**Objective**: Return each line holding the string "position".

[Saved data entries]

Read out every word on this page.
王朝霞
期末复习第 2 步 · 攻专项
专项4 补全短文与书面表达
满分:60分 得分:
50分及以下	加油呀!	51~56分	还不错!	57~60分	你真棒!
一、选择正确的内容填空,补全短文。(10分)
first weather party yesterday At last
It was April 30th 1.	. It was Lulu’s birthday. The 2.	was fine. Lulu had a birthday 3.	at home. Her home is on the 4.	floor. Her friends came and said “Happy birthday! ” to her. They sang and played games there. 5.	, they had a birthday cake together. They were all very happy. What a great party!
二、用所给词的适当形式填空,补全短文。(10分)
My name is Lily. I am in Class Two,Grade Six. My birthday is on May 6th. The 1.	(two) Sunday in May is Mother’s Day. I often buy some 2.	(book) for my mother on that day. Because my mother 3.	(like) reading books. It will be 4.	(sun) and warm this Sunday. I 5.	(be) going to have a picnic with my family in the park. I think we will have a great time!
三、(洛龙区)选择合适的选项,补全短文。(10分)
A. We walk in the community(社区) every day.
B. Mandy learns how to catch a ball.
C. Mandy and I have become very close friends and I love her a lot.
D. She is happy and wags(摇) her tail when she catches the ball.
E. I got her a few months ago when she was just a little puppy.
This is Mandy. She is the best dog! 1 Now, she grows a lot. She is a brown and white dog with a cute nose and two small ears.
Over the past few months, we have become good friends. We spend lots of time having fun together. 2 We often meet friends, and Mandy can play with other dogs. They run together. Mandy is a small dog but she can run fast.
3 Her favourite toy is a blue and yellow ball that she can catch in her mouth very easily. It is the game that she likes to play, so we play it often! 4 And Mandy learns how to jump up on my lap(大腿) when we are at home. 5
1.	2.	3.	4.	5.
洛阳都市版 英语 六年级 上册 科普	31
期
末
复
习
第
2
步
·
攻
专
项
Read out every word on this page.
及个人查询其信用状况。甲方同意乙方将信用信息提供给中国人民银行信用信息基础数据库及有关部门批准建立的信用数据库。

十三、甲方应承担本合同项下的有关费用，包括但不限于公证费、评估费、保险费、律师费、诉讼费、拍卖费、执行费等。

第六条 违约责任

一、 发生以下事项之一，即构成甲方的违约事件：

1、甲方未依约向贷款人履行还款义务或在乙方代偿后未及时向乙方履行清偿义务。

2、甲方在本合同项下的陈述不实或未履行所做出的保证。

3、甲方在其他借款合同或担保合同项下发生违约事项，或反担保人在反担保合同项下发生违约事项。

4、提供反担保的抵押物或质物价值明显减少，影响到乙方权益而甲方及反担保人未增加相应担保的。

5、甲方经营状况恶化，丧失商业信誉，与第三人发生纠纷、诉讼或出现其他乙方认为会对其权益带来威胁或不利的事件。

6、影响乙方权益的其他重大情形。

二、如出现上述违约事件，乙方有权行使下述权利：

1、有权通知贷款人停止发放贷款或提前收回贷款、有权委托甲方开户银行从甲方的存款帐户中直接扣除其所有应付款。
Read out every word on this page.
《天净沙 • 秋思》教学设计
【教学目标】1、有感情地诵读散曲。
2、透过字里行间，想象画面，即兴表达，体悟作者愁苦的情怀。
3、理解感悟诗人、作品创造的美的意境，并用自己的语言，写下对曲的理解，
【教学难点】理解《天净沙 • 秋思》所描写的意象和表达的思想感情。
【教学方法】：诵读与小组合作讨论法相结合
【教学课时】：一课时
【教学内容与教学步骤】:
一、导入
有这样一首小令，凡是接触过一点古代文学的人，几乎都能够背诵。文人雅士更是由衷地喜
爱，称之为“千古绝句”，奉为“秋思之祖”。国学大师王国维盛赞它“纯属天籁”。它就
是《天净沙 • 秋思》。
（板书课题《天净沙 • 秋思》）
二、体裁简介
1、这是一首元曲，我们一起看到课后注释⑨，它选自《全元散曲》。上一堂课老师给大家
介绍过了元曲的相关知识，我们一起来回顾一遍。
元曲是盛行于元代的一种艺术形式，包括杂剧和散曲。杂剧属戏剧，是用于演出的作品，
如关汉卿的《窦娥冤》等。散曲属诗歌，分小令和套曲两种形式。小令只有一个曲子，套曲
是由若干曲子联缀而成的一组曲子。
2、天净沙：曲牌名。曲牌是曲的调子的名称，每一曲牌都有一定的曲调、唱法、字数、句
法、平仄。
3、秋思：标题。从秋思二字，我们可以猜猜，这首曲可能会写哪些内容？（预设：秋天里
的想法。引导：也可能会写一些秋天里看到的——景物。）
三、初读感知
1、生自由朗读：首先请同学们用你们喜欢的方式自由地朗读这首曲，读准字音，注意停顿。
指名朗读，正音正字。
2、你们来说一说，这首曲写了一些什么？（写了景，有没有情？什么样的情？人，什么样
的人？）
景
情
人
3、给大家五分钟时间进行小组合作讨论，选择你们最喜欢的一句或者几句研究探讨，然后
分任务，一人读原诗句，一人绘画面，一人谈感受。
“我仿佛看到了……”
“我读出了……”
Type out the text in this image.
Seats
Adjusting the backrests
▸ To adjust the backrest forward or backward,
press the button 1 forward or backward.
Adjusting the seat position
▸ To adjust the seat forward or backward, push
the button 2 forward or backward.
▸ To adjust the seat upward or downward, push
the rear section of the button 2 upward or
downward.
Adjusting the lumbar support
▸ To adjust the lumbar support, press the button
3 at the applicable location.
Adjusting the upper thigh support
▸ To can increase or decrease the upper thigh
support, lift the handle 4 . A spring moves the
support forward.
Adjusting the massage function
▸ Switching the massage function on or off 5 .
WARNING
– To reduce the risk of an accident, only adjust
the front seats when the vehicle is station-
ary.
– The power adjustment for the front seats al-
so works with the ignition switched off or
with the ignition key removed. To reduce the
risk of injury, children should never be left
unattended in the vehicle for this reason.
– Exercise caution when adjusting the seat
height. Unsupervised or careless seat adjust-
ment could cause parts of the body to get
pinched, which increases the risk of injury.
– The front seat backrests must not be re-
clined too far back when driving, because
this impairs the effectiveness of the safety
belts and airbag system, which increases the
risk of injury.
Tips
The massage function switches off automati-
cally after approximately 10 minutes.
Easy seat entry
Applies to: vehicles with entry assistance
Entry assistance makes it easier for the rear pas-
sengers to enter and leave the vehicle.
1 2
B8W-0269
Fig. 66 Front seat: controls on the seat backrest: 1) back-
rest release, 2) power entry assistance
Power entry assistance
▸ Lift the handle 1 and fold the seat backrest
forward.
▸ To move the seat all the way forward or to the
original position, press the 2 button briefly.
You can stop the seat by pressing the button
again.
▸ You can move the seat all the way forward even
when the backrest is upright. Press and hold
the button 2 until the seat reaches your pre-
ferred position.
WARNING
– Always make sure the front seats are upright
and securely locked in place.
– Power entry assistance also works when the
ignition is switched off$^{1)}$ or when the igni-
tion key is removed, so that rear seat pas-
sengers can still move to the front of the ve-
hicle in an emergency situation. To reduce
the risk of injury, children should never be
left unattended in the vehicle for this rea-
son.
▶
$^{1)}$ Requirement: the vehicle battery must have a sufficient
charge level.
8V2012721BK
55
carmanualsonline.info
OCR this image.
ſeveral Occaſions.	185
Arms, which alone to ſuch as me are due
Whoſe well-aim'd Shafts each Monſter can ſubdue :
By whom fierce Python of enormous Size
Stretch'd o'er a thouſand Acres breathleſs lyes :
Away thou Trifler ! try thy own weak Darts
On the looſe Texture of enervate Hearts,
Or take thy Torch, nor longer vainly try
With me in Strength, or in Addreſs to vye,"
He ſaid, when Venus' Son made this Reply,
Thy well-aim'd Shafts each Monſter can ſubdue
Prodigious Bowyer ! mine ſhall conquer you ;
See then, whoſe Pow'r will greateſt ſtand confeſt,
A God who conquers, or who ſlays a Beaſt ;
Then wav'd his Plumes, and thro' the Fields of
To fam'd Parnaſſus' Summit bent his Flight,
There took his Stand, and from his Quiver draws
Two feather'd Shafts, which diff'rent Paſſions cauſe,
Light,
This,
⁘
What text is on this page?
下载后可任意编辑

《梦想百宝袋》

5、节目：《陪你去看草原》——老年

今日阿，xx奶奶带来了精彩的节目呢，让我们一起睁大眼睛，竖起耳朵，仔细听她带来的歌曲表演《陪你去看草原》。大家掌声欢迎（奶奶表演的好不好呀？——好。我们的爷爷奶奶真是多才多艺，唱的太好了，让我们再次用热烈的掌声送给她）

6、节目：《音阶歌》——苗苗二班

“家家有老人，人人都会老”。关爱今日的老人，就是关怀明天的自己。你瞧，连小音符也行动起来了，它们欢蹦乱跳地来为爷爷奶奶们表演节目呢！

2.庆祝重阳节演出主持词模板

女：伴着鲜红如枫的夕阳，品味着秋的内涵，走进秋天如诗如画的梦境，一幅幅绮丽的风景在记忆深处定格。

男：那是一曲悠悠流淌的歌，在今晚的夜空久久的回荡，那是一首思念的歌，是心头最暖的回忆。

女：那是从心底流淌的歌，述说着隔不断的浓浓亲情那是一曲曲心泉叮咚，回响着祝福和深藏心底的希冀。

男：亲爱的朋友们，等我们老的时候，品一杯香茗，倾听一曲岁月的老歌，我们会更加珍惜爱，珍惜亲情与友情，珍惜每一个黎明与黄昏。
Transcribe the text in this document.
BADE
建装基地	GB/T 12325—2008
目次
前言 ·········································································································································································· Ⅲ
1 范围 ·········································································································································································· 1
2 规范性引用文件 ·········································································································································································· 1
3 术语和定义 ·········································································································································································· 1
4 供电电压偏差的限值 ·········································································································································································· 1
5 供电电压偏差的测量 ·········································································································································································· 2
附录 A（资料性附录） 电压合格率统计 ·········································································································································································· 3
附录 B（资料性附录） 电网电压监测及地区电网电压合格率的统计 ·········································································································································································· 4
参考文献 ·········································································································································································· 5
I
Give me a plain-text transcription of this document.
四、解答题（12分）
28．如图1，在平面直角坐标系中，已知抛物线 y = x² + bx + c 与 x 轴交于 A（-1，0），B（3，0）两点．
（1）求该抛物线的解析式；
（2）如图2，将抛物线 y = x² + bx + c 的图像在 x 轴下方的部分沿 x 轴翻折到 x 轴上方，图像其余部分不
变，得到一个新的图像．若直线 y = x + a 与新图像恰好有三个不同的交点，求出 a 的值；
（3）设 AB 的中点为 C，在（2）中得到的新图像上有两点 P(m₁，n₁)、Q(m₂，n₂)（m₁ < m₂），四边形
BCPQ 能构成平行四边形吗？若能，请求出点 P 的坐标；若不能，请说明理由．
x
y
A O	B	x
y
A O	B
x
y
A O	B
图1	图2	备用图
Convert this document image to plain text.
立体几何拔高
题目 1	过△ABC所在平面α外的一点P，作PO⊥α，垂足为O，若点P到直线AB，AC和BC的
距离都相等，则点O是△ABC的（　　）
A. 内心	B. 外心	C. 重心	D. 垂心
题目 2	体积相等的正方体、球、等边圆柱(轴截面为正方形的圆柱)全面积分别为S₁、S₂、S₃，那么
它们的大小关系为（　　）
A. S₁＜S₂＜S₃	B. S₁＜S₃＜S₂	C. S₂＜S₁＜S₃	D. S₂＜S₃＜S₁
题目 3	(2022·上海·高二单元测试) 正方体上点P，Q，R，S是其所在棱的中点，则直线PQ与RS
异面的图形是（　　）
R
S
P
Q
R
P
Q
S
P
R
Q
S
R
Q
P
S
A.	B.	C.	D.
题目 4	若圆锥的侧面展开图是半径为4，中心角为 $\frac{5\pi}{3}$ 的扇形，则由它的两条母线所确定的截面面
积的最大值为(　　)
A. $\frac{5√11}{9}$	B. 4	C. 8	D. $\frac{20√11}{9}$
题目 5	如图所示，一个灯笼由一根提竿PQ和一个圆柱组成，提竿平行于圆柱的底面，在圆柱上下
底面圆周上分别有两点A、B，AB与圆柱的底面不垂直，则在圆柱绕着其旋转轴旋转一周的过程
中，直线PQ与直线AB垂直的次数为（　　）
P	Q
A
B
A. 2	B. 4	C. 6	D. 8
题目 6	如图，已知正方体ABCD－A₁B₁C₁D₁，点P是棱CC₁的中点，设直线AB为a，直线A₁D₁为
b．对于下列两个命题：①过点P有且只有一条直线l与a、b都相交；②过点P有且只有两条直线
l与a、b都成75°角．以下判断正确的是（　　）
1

**Exercise answer**:
Adjusting the seat position
original position, press the 2 button briefly.
ferred position.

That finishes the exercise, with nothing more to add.